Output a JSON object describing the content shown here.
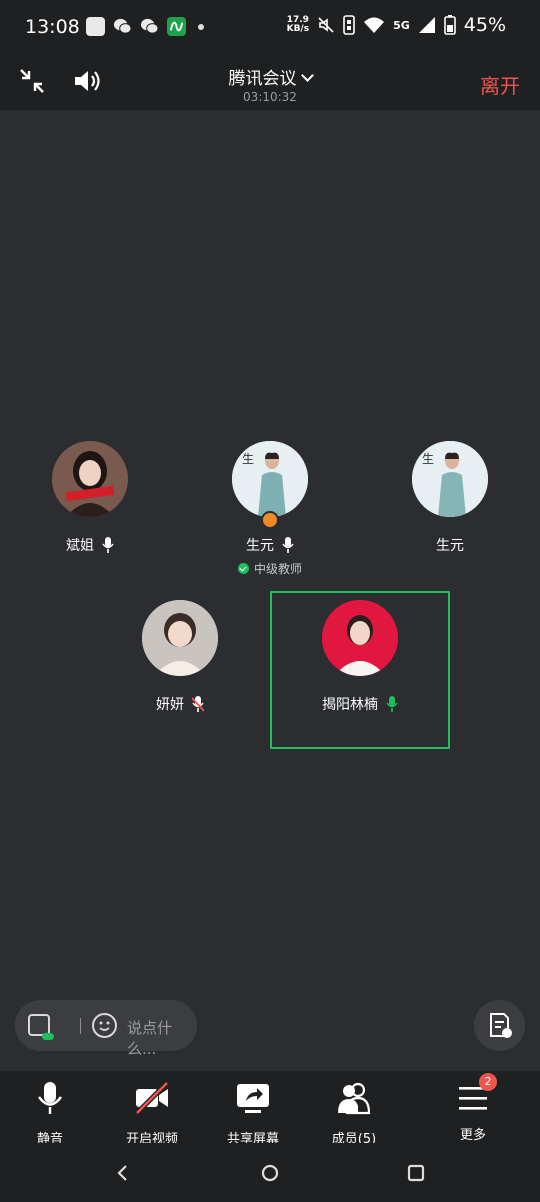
{
  "status_bar": {
    "time": "13:08",
    "net_speed_value": "17.9",
    "net_speed_unit": "KB/s",
    "network": "5G",
    "battery": "45%"
  },
  "header": {
    "title": "腾讯会议",
    "duration": "03:10:32",
    "leave_label": "离开"
  },
  "participants": [
    {
      "name": "斌姐",
      "mic": "on"
    },
    {
      "name": "生元",
      "mic": "on",
      "role": "中级教师",
      "host": true
    },
    {
      "name": "生元",
      "mic": "none"
    },
    {
      "name": "妍妍",
      "mic": "muted"
    },
    {
      "name": "揭阳林楠",
      "mic": "speaking"
    }
  ],
  "chat": {
    "placeholder": "说点什么..."
  },
  "toolbar": {
    "mute_label": "静音",
    "video_label": "开启视频",
    "share_label": "共享屏幕",
    "members_label": "成员(5)",
    "more_label": "更多",
    "more_badge": "2"
  },
  "colors": {
    "accent_green": "#1fbf5c",
    "leave_red": "#f0554d",
    "background": "#2b2d30"
  }
}
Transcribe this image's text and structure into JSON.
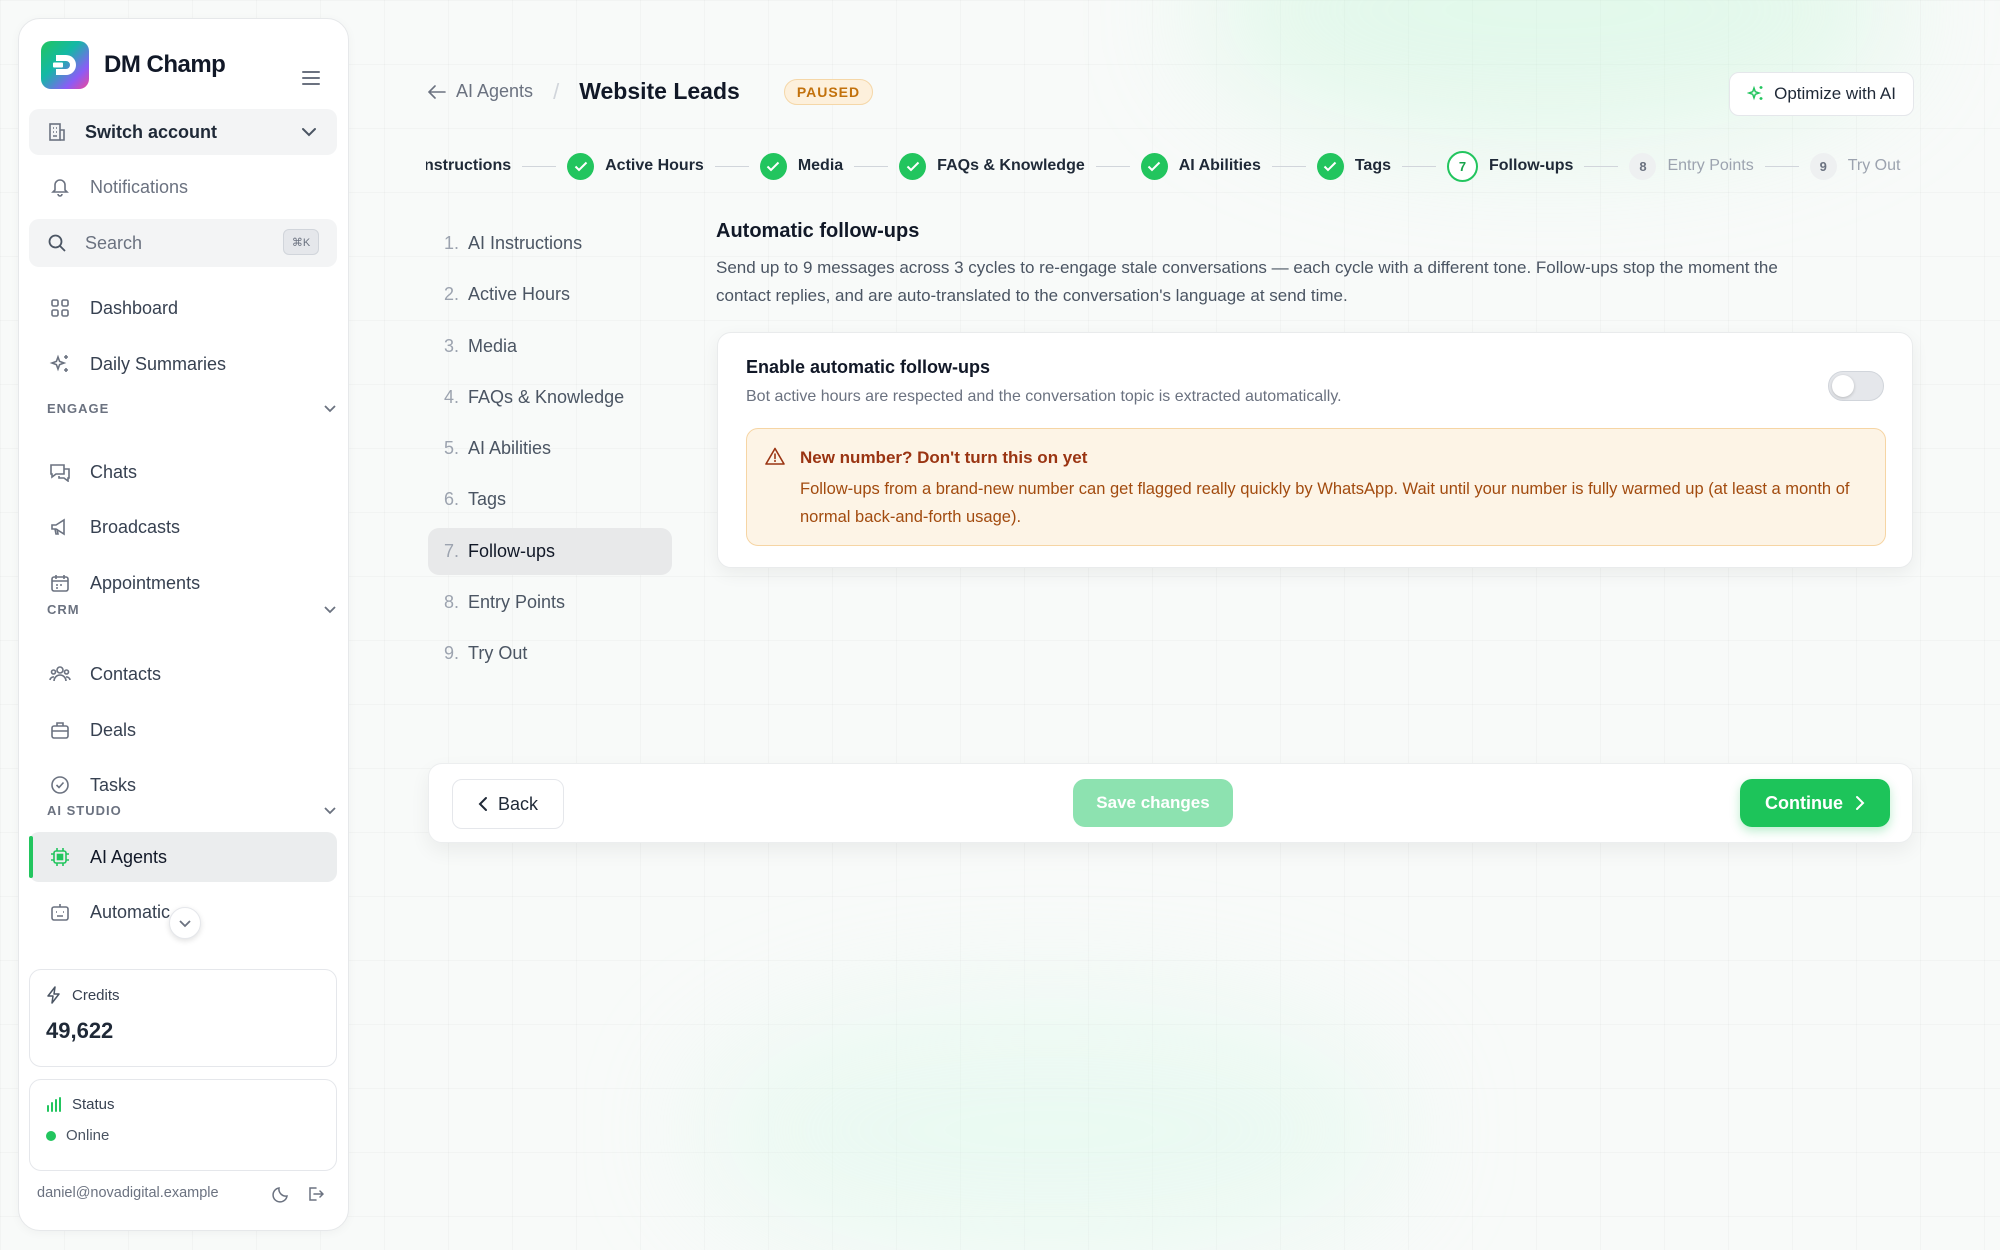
{
  "sidebar": {
    "brand": "DM Champ",
    "switch_account": "Switch account",
    "notifications": "Notifications",
    "search": "Search",
    "search_shortcut": "⌘K",
    "dashboard": "Dashboard",
    "daily_summaries": "Daily Summaries",
    "section_engage": "ENGAGE",
    "chats": "Chats",
    "broadcasts": "Broadcasts",
    "appointments": "Appointments",
    "section_crm": "CRM",
    "contacts": "Contacts",
    "deals": "Deals",
    "tasks": "Tasks",
    "section_ai_studio": "AI STUDIO",
    "ai_agents": "AI Agents",
    "automations": "Automatic",
    "credits_label": "Credits",
    "credits_value": "49,622",
    "status_label": "Status",
    "status_value": "Online",
    "user_email": "daniel@novadigital.example"
  },
  "header": {
    "breadcrumb_parent": "AI Agents",
    "breadcrumb_sep": "/",
    "title": "Website Leads",
    "status_badge": "PAUSED",
    "optimize_button": "Optimize with AI"
  },
  "stepper": {
    "steps": [
      {
        "label": "nstructions",
        "state": "done-cut"
      },
      {
        "label": "Active Hours",
        "state": "done"
      },
      {
        "label": "Media",
        "state": "done"
      },
      {
        "label": "FAQs & Knowledge",
        "state": "done"
      },
      {
        "label": "AI Abilities",
        "state": "done"
      },
      {
        "label": "Tags",
        "state": "done"
      },
      {
        "num": "7",
        "label": "Follow-ups",
        "state": "current"
      },
      {
        "num": "8",
        "label": "Entry Points",
        "state": "pending"
      },
      {
        "num": "9",
        "label": "Try Out",
        "state": "pending"
      }
    ]
  },
  "steplist": [
    {
      "n": "1.",
      "label": "AI Instructions"
    },
    {
      "n": "2.",
      "label": "Active Hours"
    },
    {
      "n": "3.",
      "label": "Media"
    },
    {
      "n": "4.",
      "label": "FAQs & Knowledge"
    },
    {
      "n": "5.",
      "label": "AI Abilities"
    },
    {
      "n": "6.",
      "label": "Tags"
    },
    {
      "n": "7.",
      "label": "Follow-ups"
    },
    {
      "n": "8.",
      "label": "Entry Points"
    },
    {
      "n": "9.",
      "label": "Try Out"
    }
  ],
  "followups": {
    "title": "Automatic follow-ups",
    "description": "Send up to 9 messages across 3 cycles to re-engage stale conversations — each cycle with a different tone. Follow-ups stop the moment the contact replies, and are auto-translated to the conversation's language at send time.",
    "enable_title": "Enable automatic follow-ups",
    "enable_sub": "Bot active hours are respected and the conversation topic is extracted automatically.",
    "enabled": false,
    "warning_title": "New number? Don't turn this on yet",
    "warning_body": "Follow-ups from a brand-new number can get flagged really quickly by WhatsApp. Wait until your number is fully warmed up (at least a month of normal back-and-forth usage)."
  },
  "actions": {
    "back": "Back",
    "save": "Save changes",
    "continue": "Continue"
  },
  "colors": {
    "accent": "#22c55e",
    "warning_bg": "#fdf4e6",
    "badge_text": "#c2710c"
  }
}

__WHAT YOU SHOULD DO__.
Set the entries down again exactly. Do not include the images.

__ANSWER TO THE EXERCISE__.
Output a JSON object describing the content shown here.
{
  "status_bar": {
    "time": "13:08",
    "net_speed_value": "17.9",
    "net_speed_unit": "KB/s",
    "network": "5G",
    "battery": "45%"
  },
  "header": {
    "title": "腾讯会议",
    "duration": "03:10:32",
    "leave_label": "离开"
  },
  "participants": [
    {
      "name": "斌姐",
      "mic": "on"
    },
    {
      "name": "生元",
      "mic": "on",
      "role": "中级教师",
      "host": true
    },
    {
      "name": "生元",
      "mic": "none"
    },
    {
      "name": "妍妍",
      "mic": "muted"
    },
    {
      "name": "揭阳林楠",
      "mic": "speaking"
    }
  ],
  "chat": {
    "placeholder": "说点什么..."
  },
  "toolbar": {
    "mute_label": "静音",
    "video_label": "开启视频",
    "share_label": "共享屏幕",
    "members_label": "成员(5)",
    "more_label": "更多",
    "more_badge": "2"
  },
  "colors": {
    "accent_green": "#1fbf5c",
    "leave_red": "#f0554d",
    "background": "#2b2d30"
  }
}
Transcribe this image's text and structure into JSON.
{
  "sidebar": {
    "brand": "DM Champ",
    "switch_account": "Switch account",
    "notifications": "Notifications",
    "search": "Search",
    "search_shortcut": "⌘K",
    "dashboard": "Dashboard",
    "daily_summaries": "Daily Summaries",
    "section_engage": "ENGAGE",
    "chats": "Chats",
    "broadcasts": "Broadcasts",
    "appointments": "Appointments",
    "section_crm": "CRM",
    "contacts": "Contacts",
    "deals": "Deals",
    "tasks": "Tasks",
    "section_ai_studio": "AI STUDIO",
    "ai_agents": "AI Agents",
    "automations": "Automatic",
    "credits_label": "Credits",
    "credits_value": "49,622",
    "status_label": "Status",
    "status_value": "Online",
    "user_email": "daniel@novadigital.example"
  },
  "header": {
    "breadcrumb_parent": "AI Agents",
    "breadcrumb_sep": "/",
    "title": "Website Leads",
    "status_badge": "PAUSED",
    "optimize_button": "Optimize with AI"
  },
  "stepper": {
    "steps": [
      {
        "label": "nstructions",
        "state": "done-cut"
      },
      {
        "label": "Active Hours",
        "state": "done"
      },
      {
        "label": "Media",
        "state": "done"
      },
      {
        "label": "FAQs & Knowledge",
        "state": "done"
      },
      {
        "label": "AI Abilities",
        "state": "done"
      },
      {
        "label": "Tags",
        "state": "done"
      },
      {
        "num": "7",
        "label": "Follow-ups",
        "state": "current"
      },
      {
        "num": "8",
        "label": "Entry Points",
        "state": "pending"
      },
      {
        "num": "9",
        "label": "Try Out",
        "state": "pending"
      }
    ]
  },
  "steplist": [
    {
      "n": "1.",
      "label": "AI Instructions"
    },
    {
      "n": "2.",
      "label": "Active Hours"
    },
    {
      "n": "3.",
      "label": "Media"
    },
    {
      "n": "4.",
      "label": "FAQs & Knowledge"
    },
    {
      "n": "5.",
      "label": "AI Abilities"
    },
    {
      "n": "6.",
      "label": "Tags"
    },
    {
      "n": "7.",
      "label": "Follow-ups"
    },
    {
      "n": "8.",
      "label": "Entry Points"
    },
    {
      "n": "9.",
      "label": "Try Out"
    }
  ],
  "followups": {
    "title": "Automatic follow-ups",
    "description": "Send up to 9 messages across 3 cycles to re-engage stale conversations — each cycle with a different tone. Follow-ups stop the moment the contact replies, and are auto-translated to the conversation's language at send time.",
    "enable_title": "Enable automatic follow-ups",
    "enable_sub": "Bot active hours are respected and the conversation topic is extracted automatically.",
    "enabled": false,
    "warning_title": "New number? Don't turn this on yet",
    "warning_body": "Follow-ups from a brand-new number can get flagged really quickly by WhatsApp. Wait until your number is fully warmed up (at least a month of normal back-and-forth usage)."
  },
  "actions": {
    "back": "Back",
    "save": "Save changes",
    "continue": "Continue"
  },
  "colors": {
    "accent": "#22c55e",
    "warning_bg": "#fdf4e6",
    "badge_text": "#c2710c"
  }
}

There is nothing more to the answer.